--- START ---

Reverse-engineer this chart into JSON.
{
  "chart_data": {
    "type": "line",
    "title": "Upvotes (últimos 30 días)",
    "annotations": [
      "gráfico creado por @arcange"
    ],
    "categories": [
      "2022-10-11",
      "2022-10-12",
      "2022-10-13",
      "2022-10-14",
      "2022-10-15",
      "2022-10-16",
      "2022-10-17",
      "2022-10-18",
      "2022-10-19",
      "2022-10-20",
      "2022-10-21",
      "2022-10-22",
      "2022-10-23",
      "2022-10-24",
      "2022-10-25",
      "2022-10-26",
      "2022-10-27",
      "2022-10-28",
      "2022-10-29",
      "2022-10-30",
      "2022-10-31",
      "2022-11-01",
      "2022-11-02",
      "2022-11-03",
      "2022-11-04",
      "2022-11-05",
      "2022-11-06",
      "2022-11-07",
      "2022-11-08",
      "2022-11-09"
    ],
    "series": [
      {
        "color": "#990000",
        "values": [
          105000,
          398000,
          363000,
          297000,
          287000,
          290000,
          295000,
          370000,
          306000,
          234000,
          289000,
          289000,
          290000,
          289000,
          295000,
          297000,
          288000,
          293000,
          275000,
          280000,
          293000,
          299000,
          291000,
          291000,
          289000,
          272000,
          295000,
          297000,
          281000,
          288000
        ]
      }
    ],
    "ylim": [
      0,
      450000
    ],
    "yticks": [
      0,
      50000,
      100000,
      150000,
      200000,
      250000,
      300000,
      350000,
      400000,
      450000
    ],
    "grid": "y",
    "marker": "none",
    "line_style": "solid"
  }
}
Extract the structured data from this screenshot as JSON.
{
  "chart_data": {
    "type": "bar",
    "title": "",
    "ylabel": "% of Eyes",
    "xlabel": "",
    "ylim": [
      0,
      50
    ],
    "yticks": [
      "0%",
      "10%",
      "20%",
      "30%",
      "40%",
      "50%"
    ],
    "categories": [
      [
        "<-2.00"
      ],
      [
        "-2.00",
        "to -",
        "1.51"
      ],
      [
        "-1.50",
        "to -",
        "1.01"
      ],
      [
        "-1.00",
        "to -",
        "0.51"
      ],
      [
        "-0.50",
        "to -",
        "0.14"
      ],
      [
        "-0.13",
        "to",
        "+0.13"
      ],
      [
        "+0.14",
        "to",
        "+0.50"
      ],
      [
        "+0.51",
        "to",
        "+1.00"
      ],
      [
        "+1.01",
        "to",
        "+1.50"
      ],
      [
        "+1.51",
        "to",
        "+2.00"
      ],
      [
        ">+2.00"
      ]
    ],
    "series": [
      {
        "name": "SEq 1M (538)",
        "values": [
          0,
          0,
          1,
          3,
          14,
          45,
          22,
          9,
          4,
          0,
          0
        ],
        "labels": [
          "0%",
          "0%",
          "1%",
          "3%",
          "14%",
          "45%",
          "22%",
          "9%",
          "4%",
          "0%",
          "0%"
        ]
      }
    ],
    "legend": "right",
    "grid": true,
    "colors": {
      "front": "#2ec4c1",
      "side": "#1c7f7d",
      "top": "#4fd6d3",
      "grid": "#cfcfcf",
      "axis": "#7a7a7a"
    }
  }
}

--- END ---

=== THE TASK ===
Copy every record exactly as presented.

=== EXERCISE ANSWER ===
Reverse-engineer this chart into JSON.
{
  "chart_data": {
    "type": "line",
    "title": "Upvotes (últimos 30 días)",
    "annotations": [
      "gráfico creado por @arcange"
    ],
    "categories": [
      "2022-10-11",
      "2022-10-12",
      "2022-10-13",
      "2022-10-14",
      "2022-10-15",
      "2022-10-16",
      "2022-10-17",
      "2022-10-18",
      "2022-10-19",
      "2022-10-20",
      "2022-10-21",
      "2022-10-22",
      "2022-10-23",
      "2022-10-24",
      "2022-10-25",
      "2022-10-26",
      "2022-10-27",
      "2022-10-28",
      "2022-10-29",
      "2022-10-30",
      "2022-10-31",
      "2022-11-01",
      "2022-11-02",
      "2022-11-03",
      "2022-11-04",
      "2022-11-05",
      "2022-11-06",
      "2022-11-07",
      "2022-11-08",
      "2022-11-09"
    ],
    "series": [
      {
        "color": "#990000",
        "values": [
          105000,
          398000,
          363000,
          297000,
          287000,
          290000,
          295000,
          370000,
          306000,
          234000,
          289000,
          289000,
          290000,
          289000,
          295000,
          297000,
          288000,
          293000,
          275000,
          280000,
          293000,
          299000,
          291000,
          291000,
          289000,
          272000,
          295000,
          297000,
          281000,
          288000
        ]
      }
    ],
    "ylim": [
      0,
      450000
    ],
    "yticks": [
      0,
      50000,
      100000,
      150000,
      200000,
      250000,
      300000,
      350000,
      400000,
      450000
    ],
    "grid": "y",
    "marker": "none",
    "line_style": "solid"
  }
}
Extract the structured data from this screenshot as JSON.
{
  "chart_data": {
    "type": "bar",
    "title": "",
    "ylabel": "% of Eyes",
    "xlabel": "",
    "ylim": [
      0,
      50
    ],
    "yticks": [
      "0%",
      "10%",
      "20%",
      "30%",
      "40%",
      "50%"
    ],
    "categories": [
      [
        "<-2.00"
      ],
      [
        "-2.00",
        "to -",
        "1.51"
      ],
      [
        "-1.50",
        "to -",
        "1.01"
      ],
      [
        "-1.00",
        "to -",
        "0.51"
      ],
      [
        "-0.50",
        "to -",
        "0.14"
      ],
      [
        "-0.13",
        "to",
        "+0.13"
      ],
      [
        "+0.14",
        "to",
        "+0.50"
      ],
      [
        "+0.51",
        "to",
        "+1.00"
      ],
      [
        "+1.01",
        "to",
        "+1.50"
      ],
      [
        "+1.51",
        "to",
        "+2.00"
      ],
      [
        ">+2.00"
      ]
    ],
    "series": [
      {
        "name": "SEq 1M (538)",
        "values": [
          0,
          0,
          1,
          3,
          14,
          45,
          22,
          9,
          4,
          0,
          0
        ],
        "labels": [
          "0%",
          "0%",
          "1%",
          "3%",
          "14%",
          "45%",
          "22%",
          "9%",
          "4%",
          "0%",
          "0%"
        ]
      }
    ],
    "legend": "right",
    "grid": true,
    "colors": {
      "front": "#2ec4c1",
      "side": "#1c7f7d",
      "top": "#4fd6d3",
      "grid": "#cfcfcf",
      "axis": "#7a7a7a"
    }
  }
}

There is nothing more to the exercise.